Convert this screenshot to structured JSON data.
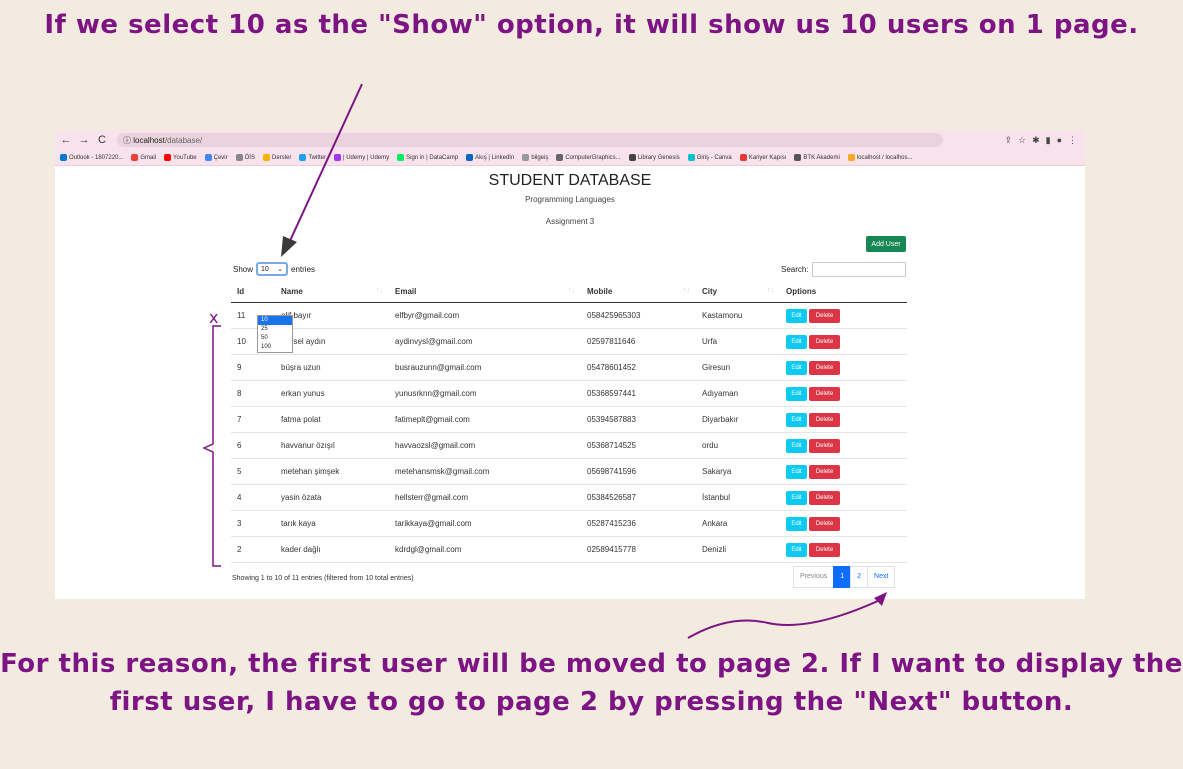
{
  "captions": {
    "top": "If we select 10 as the \"Show\" option, it will show us 10 users on 1 page.",
    "bottom": "For this reason, the first user will be moved to page 2. If I want to display the first user, I have to go to page 2 by pressing the \"Next\" button.",
    "marker": "x"
  },
  "browser": {
    "url_host": "localhost",
    "url_path": "/database/",
    "bookmarks": [
      {
        "label": "Outlook - 1807220...",
        "color": "#0078d4"
      },
      {
        "label": "Gmail",
        "color": "#ea4335"
      },
      {
        "label": "YouTube",
        "color": "#ff0000"
      },
      {
        "label": "Çevir",
        "color": "#4285f4"
      },
      {
        "label": "ÖİS",
        "color": "#888888"
      },
      {
        "label": "Dersler",
        "color": "#f4b400"
      },
      {
        "label": "Twitter",
        "color": "#1da1f2"
      },
      {
        "label": "| Udemy | Udemy",
        "color": "#a435f0"
      },
      {
        "label": "Sign in | DataCamp",
        "color": "#03ef62"
      },
      {
        "label": "Akış | LinkedIn",
        "color": "#0a66c2"
      },
      {
        "label": "bilgeiş",
        "color": "#999999"
      },
      {
        "label": "ComputerGraphics...",
        "color": "#666666"
      },
      {
        "label": "Library Genesis",
        "color": "#444444"
      },
      {
        "label": "Giriş - Canva",
        "color": "#00c4cc"
      },
      {
        "label": "Kariyer Kapısı",
        "color": "#e53935"
      },
      {
        "label": "BTK Akademi",
        "color": "#555555"
      },
      {
        "label": "localhost / localhos...",
        "color": "#f9a825"
      }
    ]
  },
  "app": {
    "title": "STUDENT DATABASE",
    "subtitle1": "Programming Languages",
    "subtitle2": "Assignment 3",
    "add_user": "Add User",
    "show_label": "Show",
    "show_value": "10",
    "entries_label": "entries",
    "show_options": [
      "10",
      "25",
      "50",
      "100"
    ],
    "search_label": "Search:",
    "columns": [
      "Id",
      "Name",
      "Email",
      "Mobile",
      "City",
      "Options"
    ],
    "rows": [
      {
        "id": "11",
        "name": "elif bayır",
        "email": "elfbyr@gmail.com",
        "mobile": "058425965303",
        "city": "Kastamonu"
      },
      {
        "id": "10",
        "name": "veysel aydın",
        "email": "aydinvysl@gmail.com",
        "mobile": "02597811646",
        "city": "Urfa"
      },
      {
        "id": "9",
        "name": "büşra uzun",
        "email": "busrauzunn@gmail.com",
        "mobile": "05478601452",
        "city": "Giresun"
      },
      {
        "id": "8",
        "name": "erkan yunus",
        "email": "yunusrknn@gmail.com",
        "mobile": "05368597441",
        "city": "Adıyaman"
      },
      {
        "id": "7",
        "name": "fatma polat",
        "email": "fatimeplt@gmail.com",
        "mobile": "05394587883",
        "city": "Diyarbakır"
      },
      {
        "id": "6",
        "name": "havvanur özışıl",
        "email": "havvaozsl@gmail.com",
        "mobile": "05368714525",
        "city": "ordu"
      },
      {
        "id": "5",
        "name": "metehan şimşek",
        "email": "metehansmsk@gmail.com",
        "mobile": "05698741596",
        "city": "Sakarya"
      },
      {
        "id": "4",
        "name": "yasin özata",
        "email": "hellsterr@gmail.com",
        "mobile": "05384526587",
        "city": "İstanbul"
      },
      {
        "id": "3",
        "name": "tarık kaya",
        "email": "tarikkaya@gmail.com",
        "mobile": "05287415236",
        "city": "Ankara"
      },
      {
        "id": "2",
        "name": "kader dağlı",
        "email": "kdrdgl@gmail.com",
        "mobile": "02589415778",
        "city": "Denizli"
      }
    ],
    "edit_label": "Edit",
    "delete_label": "Delete",
    "info": "Showing 1 to 10 of 11 entries (filtered from 10 total entries)",
    "pagination": {
      "previous": "Previous",
      "pages": [
        "1",
        "2"
      ],
      "next": "Next"
    }
  },
  "colors": {
    "annotation": "#7d1483",
    "primary": "#0d6efd",
    "success": "#198754",
    "info": "#0dcaf0",
    "danger": "#dc3545"
  }
}
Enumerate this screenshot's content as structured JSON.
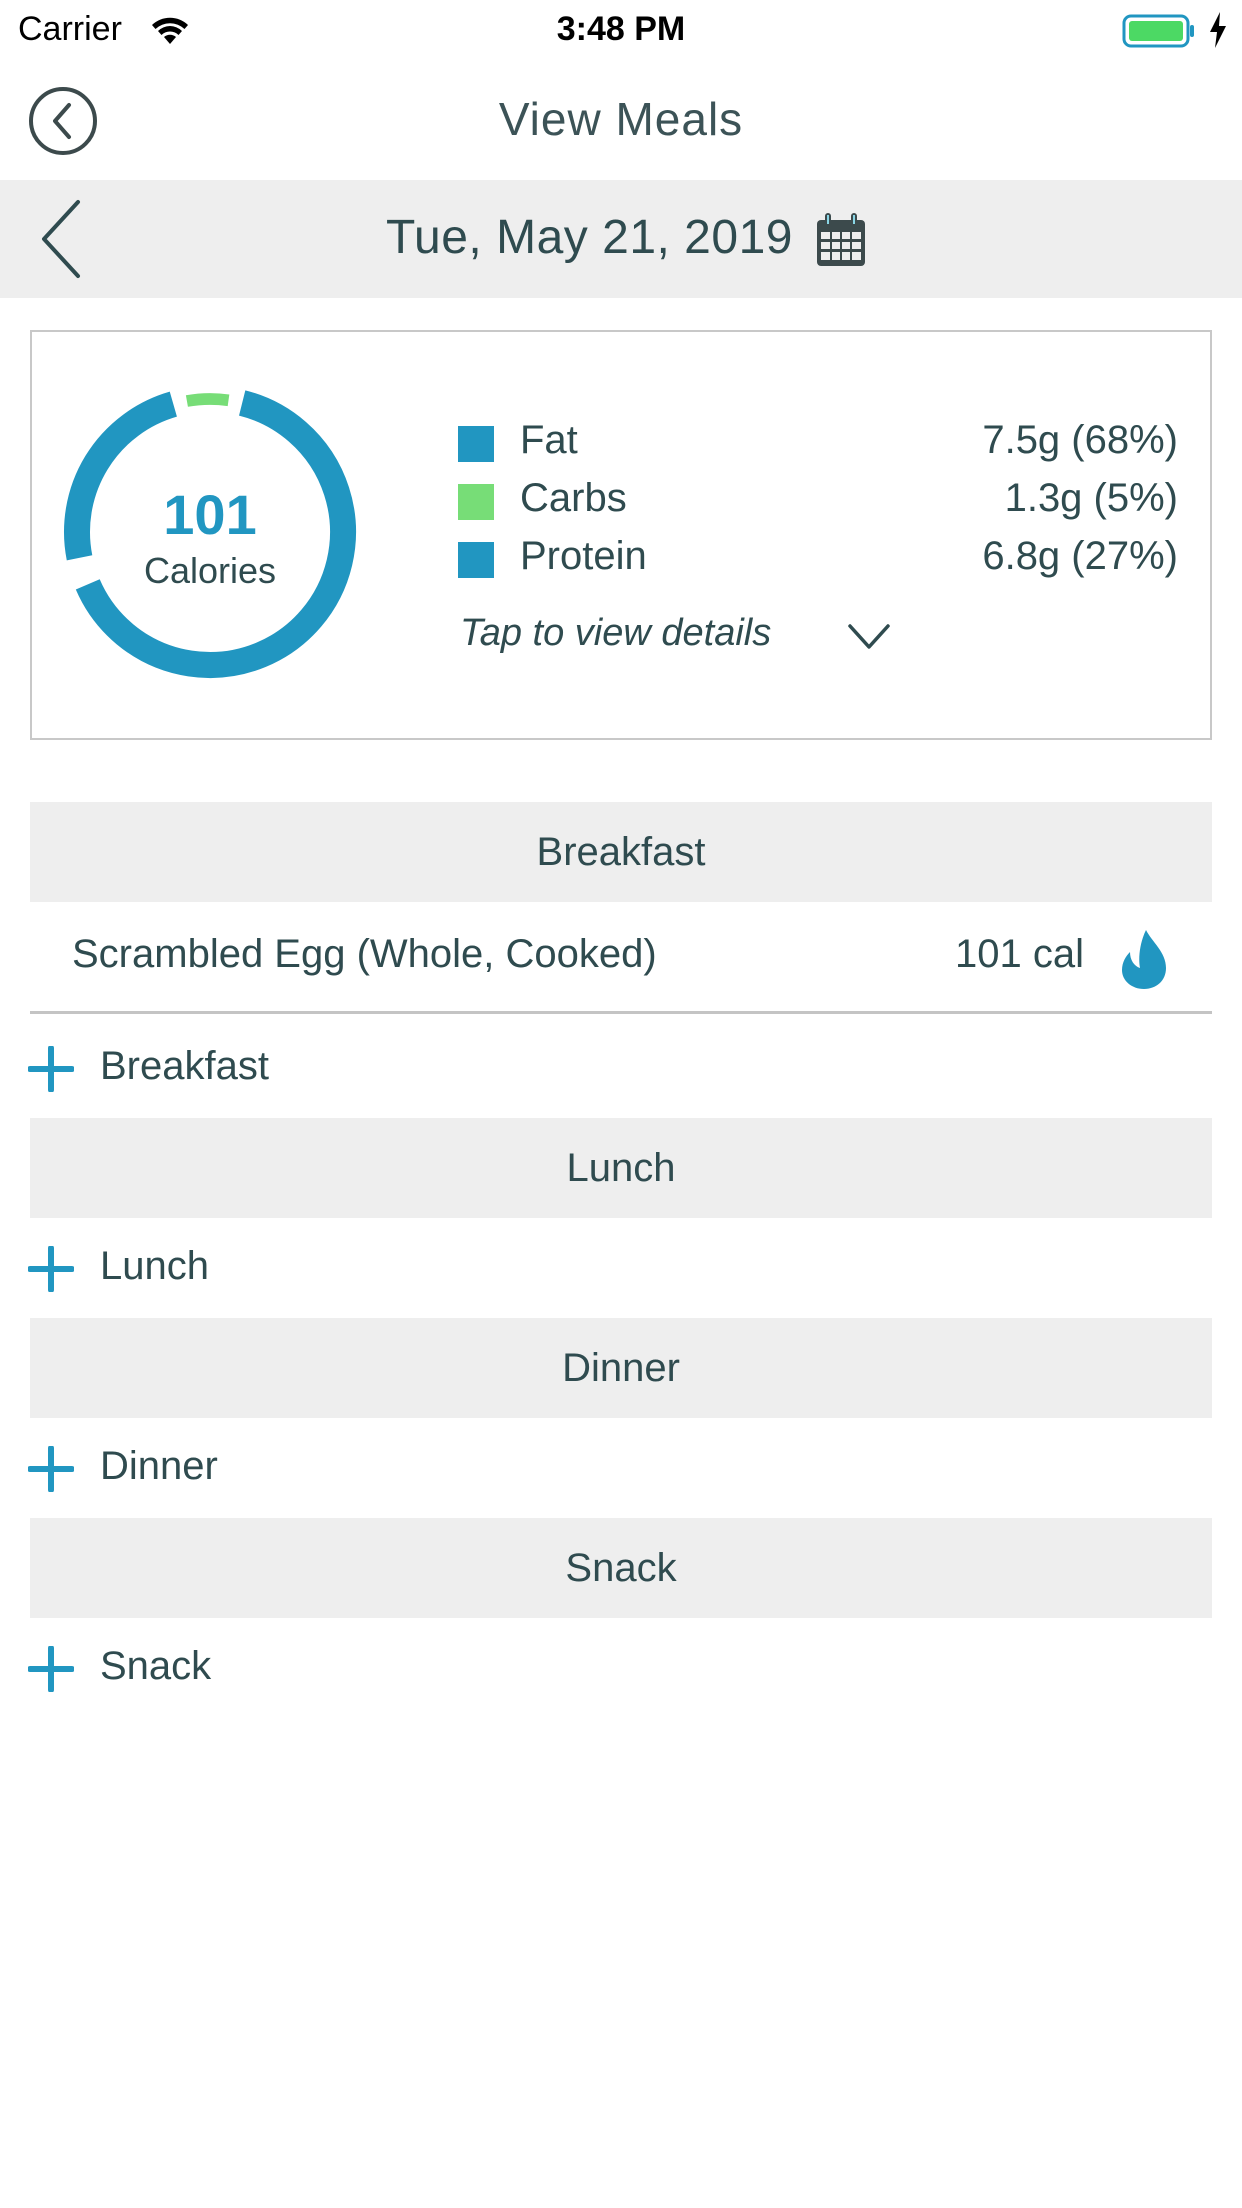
{
  "status_bar": {
    "carrier": "Carrier",
    "time": "3:48 PM",
    "wifi_icon": "wifi-icon",
    "battery_icon": "battery-charging-icon",
    "battery_color": "#4cd964"
  },
  "nav": {
    "title": "View Meals",
    "back_icon": "circle-chevron-left-icon"
  },
  "date_bar": {
    "date": "Tue, May 21, 2019",
    "prev_icon": "chevron-left-icon",
    "calendar_icon": "calendar-icon"
  },
  "summary": {
    "calories_value": "101",
    "calories_label": "Calories",
    "details_link": "Tap to view details",
    "macros": [
      {
        "name": "Fat",
        "value": "7.5g (68%)",
        "percent": 68,
        "color": "#2196c1"
      },
      {
        "name": "Carbs",
        "value": "1.3g (5%)",
        "percent": 5,
        "color": "#77dd77"
      },
      {
        "name": "Protein",
        "value": "6.8g (27%)",
        "percent": 27,
        "color": "#2196c1"
      }
    ]
  },
  "meals": [
    {
      "name": "Breakfast",
      "add_label": "Breakfast",
      "items": [
        {
          "name": "Scrambled Egg (Whole, Cooked)",
          "calories": "101 cal"
        }
      ]
    },
    {
      "name": "Lunch",
      "add_label": "Lunch",
      "items": []
    },
    {
      "name": "Dinner",
      "add_label": "Dinner",
      "items": []
    },
    {
      "name": "Snack",
      "add_label": "Snack",
      "items": []
    }
  ],
  "colors": {
    "accent": "#2196c1",
    "carbs": "#77dd77",
    "text": "#2f4b4f",
    "section_bg": "#eeeeee"
  }
}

-- Problem to solve --
Copy out each line of the listing that holds the word "icon".

-- Task answer --
    "wifi_icon": "wifi-icon",
    "battery_icon": "battery-charging-icon",
    "back_icon": "circle-chevron-left-icon"
    "prev_icon": "chevron-left-icon",
    "calendar_icon": "calendar-icon"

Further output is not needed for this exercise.